>> Begin Selected passage

Wednesday 30 July 2014

my mind is somewhere hazy

There are some days, like today, where I actually wish that I was ill again. It was so exhausting and lonely and killed my spirit. But fighting it?  This is equally as exhausting and lonely.

It's so hard to fight against every single thought you have. I put up such a bright and bubbly front all the time, but underneath it all, I'm not this "recovered" person. I have to fight against almost every single thought that comes into my head, my automatic thought processes tell me to self destruct, that I'm not worthy of simply existing, and I have to fight that every second of every day, and it drains me.

Today my brain actually aches because of everything that has gone on. It's hard to fight the thoughts when your brain is completely drained of any kind of energy or motivation.

In a bizarre series of events, the song "Days" by Kirsty McColl just came on in the restaurant that I am in, a song that I associate with the loss of the greatest light in my life, my heart and soul. It's been seven long years without him, and my grief got tangled up amongst eating disorders and depression and self loathing.

>> End Selected passage
>> Begin Supplied material

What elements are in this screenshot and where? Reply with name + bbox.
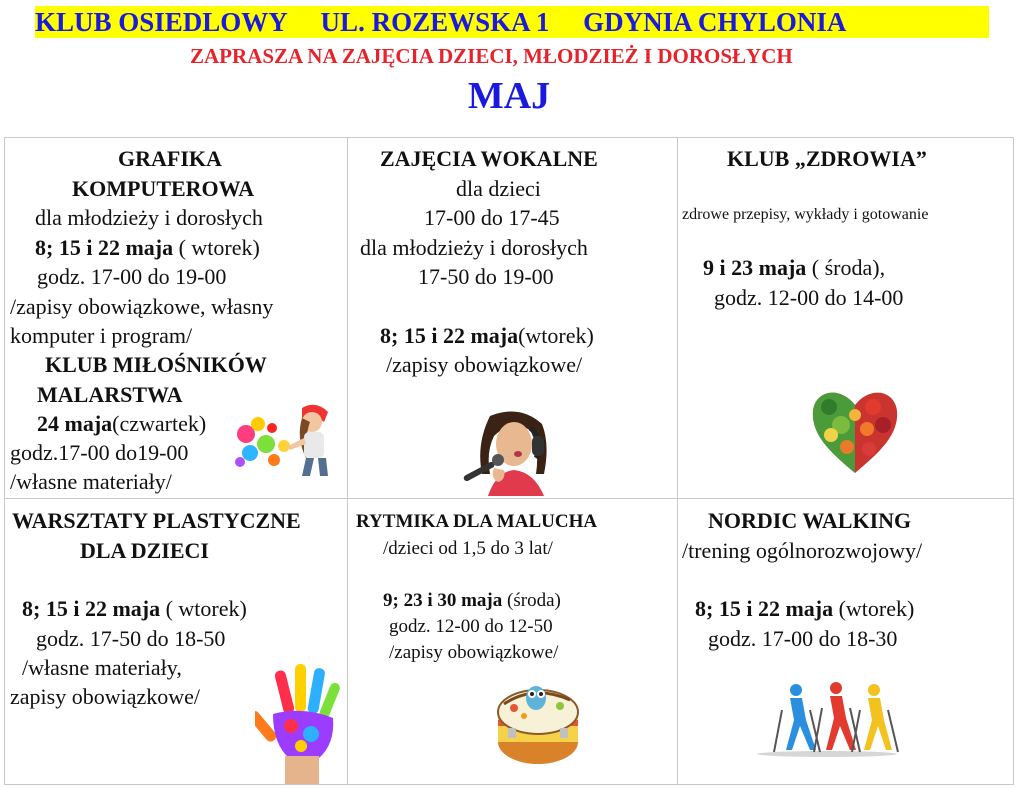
- vegetable-heart-image: [811, 385, 899, 475]
- grafika-title-2: KOMPUTEROWA: [72, 176, 255, 201]
- singer-girl-image: [460, 408, 560, 496]
- grafika-note-2: komputer i program/: [10, 323, 193, 348]
- row-divider: [5, 498, 1013, 499]
- malarstwo-dates: 24 maja(czwartek): [37, 411, 207, 436]
- wokalne-audience-adults: dla młodzieży i dorosłych: [360, 235, 588, 260]
- wokalne-title: ZAJĘCIA WOKALNE: [380, 146, 598, 171]
- zdrowie-dates: 9 i 23 maja ( środa),: [703, 255, 886, 280]
- wokalne-dates: 8; 15 i 22 maja(wtorek): [380, 323, 594, 348]
- nordic-title: NORDIC WALKING: [708, 508, 912, 533]
- zdrowie-title: KLUB „ZDROWIA”: [727, 146, 927, 171]
- nordic-walkers-image: [752, 680, 902, 758]
- rytmika-dates: 9; 23 i 30 maja (środa): [383, 590, 561, 611]
- plastyczne-dates: 8; 15 i 22 maja ( wtorek): [22, 596, 247, 621]
- rytmika-time: godz. 12-00 do 12-50: [389, 616, 553, 637]
- malarstwo-title-2: MALARSTWA: [37, 382, 183, 407]
- wokalne-note: /zapisy obowiązkowe/: [386, 352, 583, 377]
- plastyczne-time: godz. 17-50 do 18-50: [36, 626, 226, 651]
- grafika-title: GRAFIKA: [118, 146, 222, 171]
- grafika-time: godz. 17-00 do 19-00: [37, 264, 227, 289]
- month-title: MAJ: [467, 75, 551, 117]
- rytmika-title: RYTMIKA DLA MALUCHA: [356, 511, 598, 532]
- malarstwo-title: KLUB MIŁOŚNIKÓW: [45, 352, 267, 377]
- grafika-audience: dla młodzieży i dorosłych: [35, 205, 263, 230]
- rytmika-age: /dzieci od 1,5 do 3 lat/: [383, 538, 553, 559]
- plastyczne-title: WARSZTATY PLASTYCZNE: [12, 508, 301, 533]
- nordic-dates: 8; 15 i 22 maja (wtorek): [695, 596, 915, 621]
- grafika-note: /zapisy obowiązkowe, własny: [10, 294, 274, 319]
- painting-girl-image: [232, 398, 342, 476]
- column-divider: [677, 138, 678, 784]
- header-club-name: KLUB OSIEDLOWY UL. ROZEWSKA 1 GDYNIA CHYLONIA: [35, 6, 989, 38]
- zdrowie-time: godz. 12-00 do 14-00: [714, 285, 904, 310]
- plastyczne-note: /własne materiały,: [22, 655, 182, 680]
- plastyczne-title-2: DLA DZIECI: [80, 538, 209, 563]
- rytmika-note: /zapisy obowiązkowe/: [389, 642, 559, 663]
- nordic-time: godz. 17-00 do 18-30: [708, 626, 898, 651]
- column-divider: [347, 138, 348, 784]
- wokalne-audience-kids: dla dzieci: [456, 176, 541, 201]
- zdrowie-description: zdrowe przepisy, wykłady i gotowanie: [682, 206, 929, 223]
- malarstwo-note: /własne materiały/: [10, 469, 172, 494]
- grafika-dates: 8; 15 i 22 maja ( wtorek): [35, 235, 260, 260]
- wokalne-time-adults: 17-50 do 19-00: [418, 264, 554, 289]
- nordic-description: /trening ogólnorozwojowy/: [682, 538, 923, 563]
- painted-hand-image: [255, 664, 345, 784]
- header-invitation: ZAPRASZA NA ZAJĘCIA DZIECI, MŁODZIEŻ I DOROSŁYCH: [190, 44, 793, 68]
- plastyczne-note-2: zapisy obowiązkowe/: [10, 684, 200, 709]
- malarstwo-time: godz.17-00 do19-00: [10, 440, 189, 465]
- wokalne-time-kids: 17-00 do 17-45: [424, 205, 560, 230]
- tambourine-image: [494, 670, 582, 770]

>> End Supplied material

• Required tasks
A. Answer these questions about the blog entry, each on its own line:
(i) What date appears at the top of the blog entry?
(ii) Which song came on in the restaurant, and who performed it?
(iii) How many years does the writer say it has been without him?
B. Rewrite the lines of the listing as a Markdown table with the columns Nr and Entry, from the line with "- vegetable-heart-image: [811, 385, 899, 475]" up to and including the line with "- zdrowie-time: godz.". Put the row number under Nr and the line under Entry, and leave out blank lines.

• Replies
A.
(i) Wednesday 30 July 2014
(ii) "Days" by Kirsty McColl
(iii) Seven years

B.
| Nr | Entry |
|---|---|
| 1 | - vegetable-heart-image: [811, 385, 899, 475] |
| 2 | - grafika-title-2: KOMPUTEROWA: [72, 176, 255, 201] |
| 3 | - singer-girl-image: [460, 408, 560, 496] |
| 4 | - grafika-note-2: komputer i program/: [10, 323, 193, 348] |
| 5 | - row-divider: [5, 498, 1013, 499] |
| 6 | - malarstwo-dates: 24 maja(czwartek): [37, 411, 207, 436] |
| 7 | - wokalne-audience-adults: dla młodzieży i dorosłych: [360, 235, 588, 260] |
| 8 | - wokalne-title: ZAJĘCIA WOKALNE: [380, 146, 598, 171] |
| 9 | - zdrowie-dates: 9 i 23 maja ( środa),: [703, 255, 886, 280] |
| 10 | - wokalne-dates: 8; 15 i 22 maja(wtorek): [380, 323, 594, 348] |
| 11 | - nordic-title: NORDIC WALKING: [708, 508, 912, 533] |
| 12 | - zdrowie-title: KLUB „ZDROWIA”: [727, 146, 927, 171] |
| 13 | - nordic-walkers-image: [752, 680, 902, 758] |
| 14 | - rytmika-dates: 9; 23 i 30 maja (środa): [383, 590, 561, 611] |
| 15 | - plastyczne-dates: 8; 15 i 22 maja ( wtorek): [22, 596, 247, 621] |
| 16 | - rytmika-time: godz. 12-00 do 12-50: [389, 616, 553, 637] |
| 17 | - malarstwo-title-2: MALARSTWA: [37, 382, 183, 407] |
| 18 | - wokalne-note: /zapisy obowiązkowe/: [386, 352, 583, 377] |
| 19 | - plastyczne-time: godz. 17-50 do 18-50: [36, 626, 226, 651] |
| 20 | - grafika-title: GRAFIKA: [118, 146, 222, 171] |
| 21 | - grafika-time: godz. 17-00 do 19-00: [37, 264, 227, 289] |
| 22 | - month-title: MAJ: [467, 75, 551, 117] |
| 23 | - rytmika-title: RYTMIKA DLA MALUCHA: [356, 511, 598, 532] |
| 24 | - malarstwo-title: KLUB MIŁOŚNIKÓW: [45, 352, 267, 377] |
| 25 | - grafika-audience: dla młodzieży i dorosłych: [35, 205, 263, 230] |
| 26 | - rytmika-age: /dzieci od 1,5 do 3 lat/: [383, 538, 553, 559] |
| 27 | - plastyczne-title: WARSZTATY PLASTYCZNE: [12, 508, 301, 533] |
| 28 | - nordic-dates: 8; 15 i 22 maja (wtorek): [695, 596, 915, 621] |
| 29 | - grafika-note: /zapisy obowiązkowe, własny: [10, 294, 274, 319] |
| 30 | - painting-girl-image: [232, 398, 342, 476] |
| 31 | - column-divider: [677, 138, 678, 784] |
| 32 | - header-club-name: KLUB OSIEDLOWY UL. ROZEWSKA 1 GDYNIA CHYLONIA: [35, 6, 989, 38] |
| 33 | - zdrowie-time: godz. 12-00 do 14-00: [714, 285, 904, 310] |